* **YOUR INSTRUCTIONS**
Without the pictures, can you quote each line below exactly?
☆ ☆ ☆ ☆ ☆
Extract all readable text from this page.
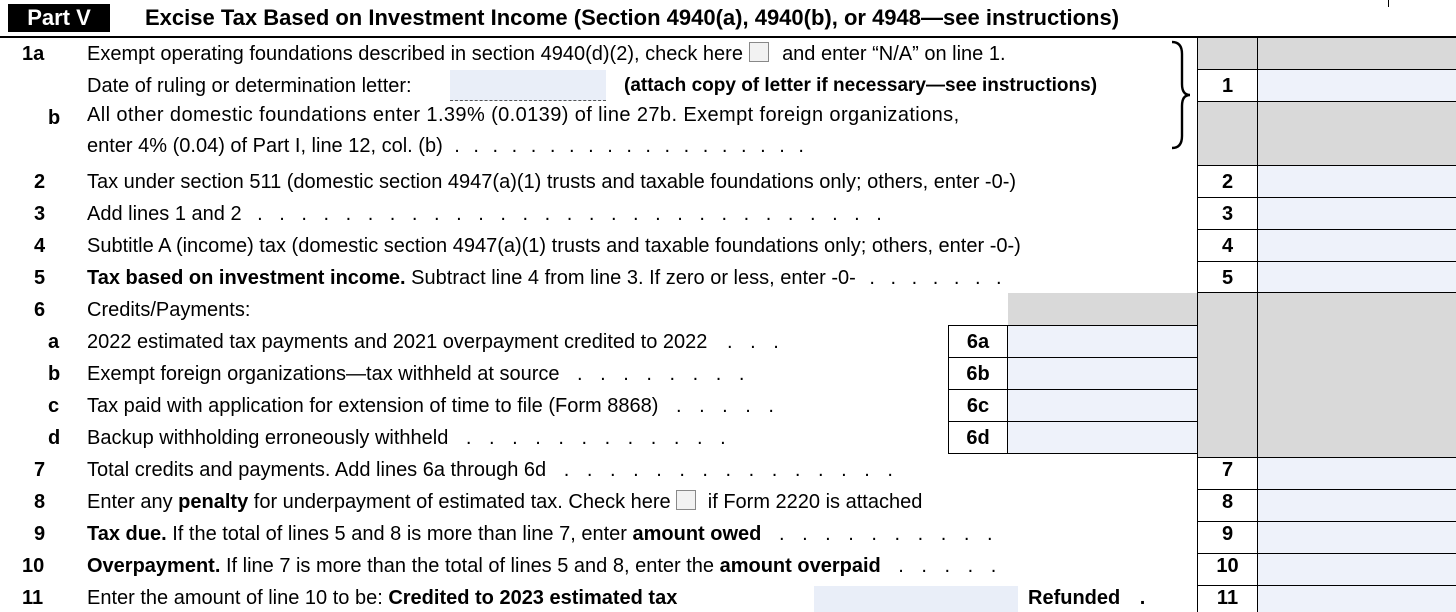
Part V	Excise Tax Based on Investment Income (Section 4940(a), 4940(b), or 4948—see instructions)
1a Exempt operating foundations described in section 4940(d)(2), check here and enter “N/A” on line 1.
Date of ruling or determination letter:	(attach copy of letter if necessary—see instructions)	1
b All other domestic foundations enter 1.39% (0.0139) of line 27b. Exempt foreign organizations,
enter 4% (0.04) of Part I, line 12, col. (b) . . . . . . . . . . . . . . . . . . .
2 Tax under section 511 (domestic section 4947(a)(1) trusts and taxable foundations only; others, enter -0-)	2
3 Add lines 1 and 2 . . . . . . . . . . . . . . . . . . . . . . . . . . . . .	3
4 Subtitle A (income) tax (domestic section 4947(a)(1) trusts and taxable foundations only; others, enter -0-)	4
5 Tax based on investment income. Subtract line 4 from line 3. If zero or less, enter -0- . . . . . . .	5
6 Credits/Payments:
a 2022 estimated tax payments and 2021 overpayment credited to 2022 . . .	6a
b Exempt foreign organizations—tax withheld at source . . . . . . . .	6b
c Tax paid with application for extension of time to file (Form 8868) . . . . .	6c
d Backup withholding erroneously withheld . . . . . . . . . . . .	6d
7 Total credits and payments. Add lines 6a through 6d . . . . . . . . . . . . . . .	7
8 Enter any penalty for underpayment of estimated tax. Check here if Form 2220 is attached	8
9 Tax due. If the total of lines 5 and 8 is more than line 7, enter amount owed . . . . . . . . . .	9
10 Overpayment. If line 7 is more than the total of lines 5 and 8, enter the amount overpaid . . . . .	10
11 Enter the amount of line 10 to be: Credited to 2023 estimated tax	Refunded .	11
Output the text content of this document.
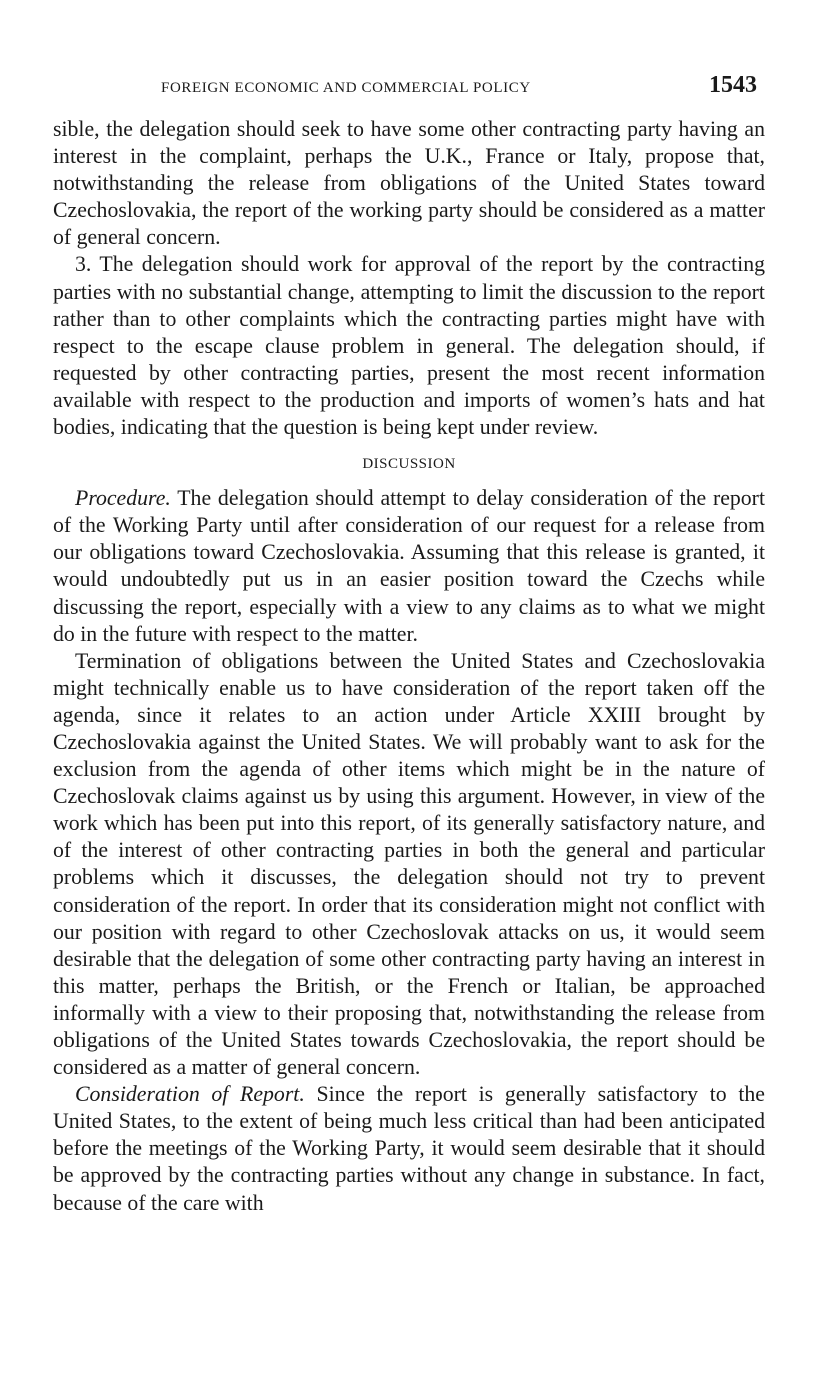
FOREIGN ECONOMIC AND COMMERCIAL POLICY	1543

sible, the delegation should seek to have some other contracting party having an interest in the complaint, perhaps the U.K., France or Italy, propose that, notwithstanding the release from obligations of the United States toward Czechoslovakia, the report of the working party should be considered as a matter of general concern.

3. The delegation should work for approval of the report by the contracting parties with no substantial change, attempting to limit the discussion to the report rather than to other complaints which the contracting parties might have with respect to the escape clause problem in general. The delegation should, if requested by other contracting parties, present the most recent information available with respect to the production and imports of women’s hats and hat bodies, indicating that the question is being kept under review.

DISCUSSION

Procedure. The delegation should attempt to delay consideration of the report of the Working Party until after consideration of our request for a release from our obligations toward Czechoslovakia. Assuming that this release is granted, it would undoubtedly put us in an easier position toward the Czechs while discussing the report, especially with a view to any claims as to what we might do in the future with respect to the matter.

Termination of obligations between the United States and Czechoslovakia might technically enable us to have consideration of the report taken off the agenda, since it relates to an action under Article XXIII brought by Czechoslovakia against the United States. We will probably want to ask for the exclusion from the agenda of other items which might be in the nature of Czechoslovak claims against us by using this argument. However, in view of the work which has been put into this report, of its generally satisfactory nature, and of the interest of other contracting parties in both the general and particular problems which it discusses, the delegation should not try to prevent consideration of the report. In order that its consideration might not conflict with our position with regard to other Czechoslovak attacks on us, it would seem desirable that the delegation of some other contracting party having an interest in this matter, perhaps the British, or the French or Italian, be approached informally with a view to their proposing that, notwithstanding the release from obligations of the United States towards Czechoslovakia, the report should be considered as a matter of general concern.

Consideration of Report. Since the report is generally satisfactory to the United States, to the extent of being much less critical than had been anticipated before the meetings of the Working Party, it would seem desirable that it should be approved by the contracting parties without any change in substance. In fact, because of the care with
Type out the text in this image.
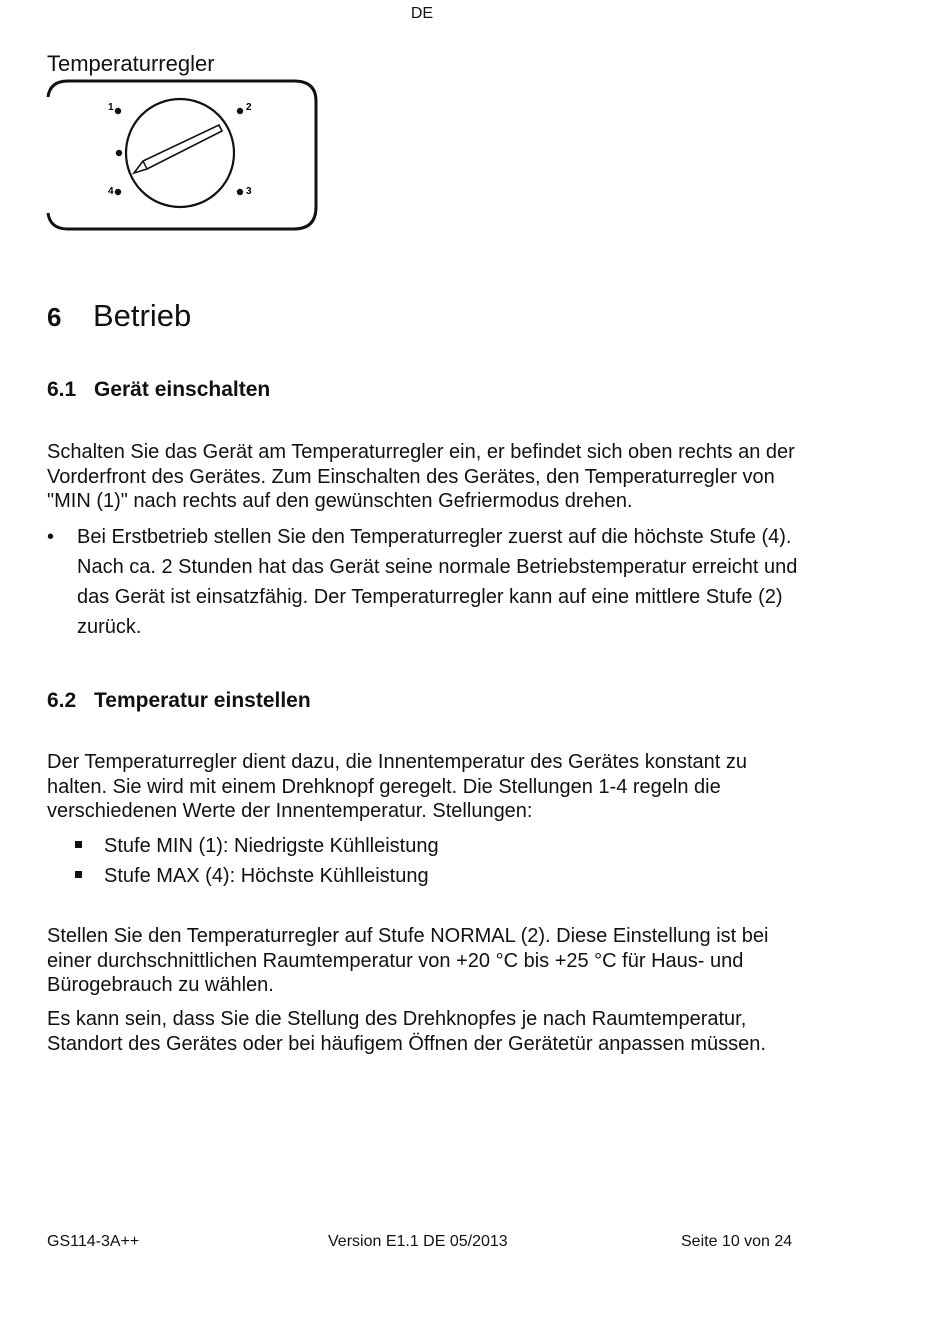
DE
Temperaturregler
1	2
3
4
6 Betrieb
6.1 Gerät einschalten
Schalten Sie das Gerät am Temperaturregler ein, er befindet sich oben rechts an der
Vorderfront des Gerätes. Zum Einschalten des Gerätes, den Temperaturregler von
"MIN (1)" nach rechts auf den gewünschten Gefriermodus drehen.
•	Bei Erstbetrieb stellen Sie den Temperaturregler zuerst auf die höchste Stufe (4).
Nach ca. 2 Stunden hat das Gerät seine normale Betriebstemperatur erreicht und
das Gerät ist einsatzfähig. Der Temperaturregler kann auf eine mittlere Stufe (2)
zurück.
6.2 Temperatur einstellen
Der Temperaturregler dient dazu, die Innentemperatur des Gerätes konstant zu
halten. Sie wird mit einem Drehknopf geregelt. Die Stellungen 1-4 regeln die
verschiedenen Werte der Innentemperatur. Stellungen:
Stufe MIN (1): Niedrigste Kühlleistung
Stufe MAX (4): Höchste Kühlleistung
Stellen Sie den Temperaturregler auf Stufe NORMAL (2). Diese Einstellung ist bei
einer durchschnittlichen Raumtemperatur von +20 °C bis +25 °C für Haus- und
Bürogebrauch zu wählen.
Es kann sein, dass Sie die Stellung des Drehknopfes je nach Raumtemperatur,
Standort des Gerätes oder bei häufigem Öffnen der Gerätetür anpassen müssen.
GS114-3A++	Version E1.1 DE 05/2013	Seite 10 von 24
☆ ☆ ☆ ☆ ☆
* **TASK OUTPUT**
Extract all readable text from this page.
Part V	Excise Tax Based on Investment Income (Section 4940(a), 4940(b), or 4948—see instructions)
1a Exempt operating foundations described in section 4940(d)(2), check here and enter “N/A” on line 1.
Date of ruling or determination letter:	(attach copy of letter if necessary—see instructions)	1
b All other domestic foundations enter 1.39% (0.0139) of line 27b. Exempt foreign organizations,
enter 4% (0.04) of Part I, line 12, col. (b) . . . . . . . . . . . . . . . . . . .
2 Tax under section 511 (domestic section 4947(a)(1) trusts and taxable foundations only; others, enter -0-)	2
3 Add lines 1 and 2 . . . . . . . . . . . . . . . . . . . . . . . . . . . . .	3
4 Subtitle A (income) tax (domestic section 4947(a)(1) trusts and taxable foundations only; others, enter -0-)	4
5 Tax based on investment income. Subtract line 4 from line 3. If zero or less, enter -0- . . . . . . .	5
6 Credits/Payments:
a 2022 estimated tax payments and 2021 overpayment credited to 2022 . . .	6a
b Exempt foreign organizations—tax withheld at source . . . . . . . .	6b
c Tax paid with application for extension of time to file (Form 8868) . . . . .	6c
d Backup withholding erroneously withheld . . . . . . . . . . . .	6d
7 Total credits and payments. Add lines 6a through 6d . . . . . . . . . . . . . . .	7
8 Enter any penalty for underpayment of estimated tax. Check here if Form 2220 is attached	8
9 Tax due. If the total of lines 5 and 8 is more than line 7, enter amount owed . . . . . . . . . .	9
10 Overpayment. If line 7 is more than the total of lines 5 and 8, enter the amount overpaid . . . . .	10
11 Enter the amount of line 10 to be: Credited to 2023 estimated tax	Refunded .	11
Output the text content of this document.
FOREIGN ECONOMIC AND COMMERCIAL POLICY	1543

sible, the delegation should seek to have some other contracting party having an interest in the complaint, perhaps the U.K., France or Italy, propose that, notwithstanding the release from obligations of the United States toward Czechoslovakia, the report of the working party should be considered as a matter of general concern.

3. The delegation should work for approval of the report by the contracting parties with no substantial change, attempting to limit the discussion to the report rather than to other complaints which the contracting parties might have with respect to the escape clause problem in general. The delegation should, if requested by other contracting parties, present the most recent information available with respect to the production and imports of women’s hats and hat bodies, indicating that the question is being kept under review.

DISCUSSION

Procedure. The delegation should attempt to delay consideration of the report of the Working Party until after consideration of our request for a release from our obligations toward Czechoslovakia. Assuming that this release is granted, it would undoubtedly put us in an easier position toward the Czechs while discussing the report, especially with a view to any claims as to what we might do in the future with respect to the matter.

Termination of obligations between the United States and Czechoslovakia might technically enable us to have consideration of the report taken off the agenda, since it relates to an action under Article XXIII brought by Czechoslovakia against the United States. We will probably want to ask for the exclusion from the agenda of other items which might be in the nature of Czechoslovak claims against us by using this argument. However, in view of the work which has been put into this report, of its generally satisfactory nature, and of the interest of other contracting parties in both the general and particular problems which it discusses, the delegation should not try to prevent consideration of the report. In order that its consideration might not conflict with our position with regard to other Czechoslovak attacks on us, it would seem desirable that the delegation of some other contracting party having an interest in this matter, perhaps the British, or the French or Italian, be approached informally with a view to their proposing that, notwithstanding the release from obligations of the United States towards Czechoslovakia, the report should be considered as a matter of general concern.

Consideration of Report. Since the report is generally satisfactory to the United States, to the extent of being much less critical than had been anticipated before the meetings of the Working Party, it would seem desirable that it should be approved by the contracting parties without any change in substance. In fact, because of the care with
Type out the text in this image.
DE
Temperaturregler
1	2
3
4
6 Betrieb
6.1 Gerät einschalten
Schalten Sie das Gerät am Temperaturregler ein, er befindet sich oben rechts an der
Vorderfront des Gerätes. Zum Einschalten des Gerätes, den Temperaturregler von
"MIN (1)" nach rechts auf den gewünschten Gefriermodus drehen.
•	Bei Erstbetrieb stellen Sie den Temperaturregler zuerst auf die höchste Stufe (4).
Nach ca. 2 Stunden hat das Gerät seine normale Betriebstemperatur erreicht und
das Gerät ist einsatzfähig. Der Temperaturregler kann auf eine mittlere Stufe (2)
zurück.
6.2 Temperatur einstellen
Der Temperaturregler dient dazu, die Innentemperatur des Gerätes konstant zu
halten. Sie wird mit einem Drehknopf geregelt. Die Stellungen 1-4 regeln die
verschiedenen Werte der Innentemperatur. Stellungen:
Stufe MIN (1): Niedrigste Kühlleistung
Stufe MAX (4): Höchste Kühlleistung
Stellen Sie den Temperaturregler auf Stufe NORMAL (2). Diese Einstellung ist bei
einer durchschnittlichen Raumtemperatur von +20 °C bis +25 °C für Haus- und
Bürogebrauch zu wählen.
Es kann sein, dass Sie die Stellung des Drehknopfes je nach Raumtemperatur,
Standort des Gerätes oder bei häufigem Öffnen der Gerätetür anpassen müssen.
GS114-3A++	Version E1.1 DE 05/2013	Seite 10 von 24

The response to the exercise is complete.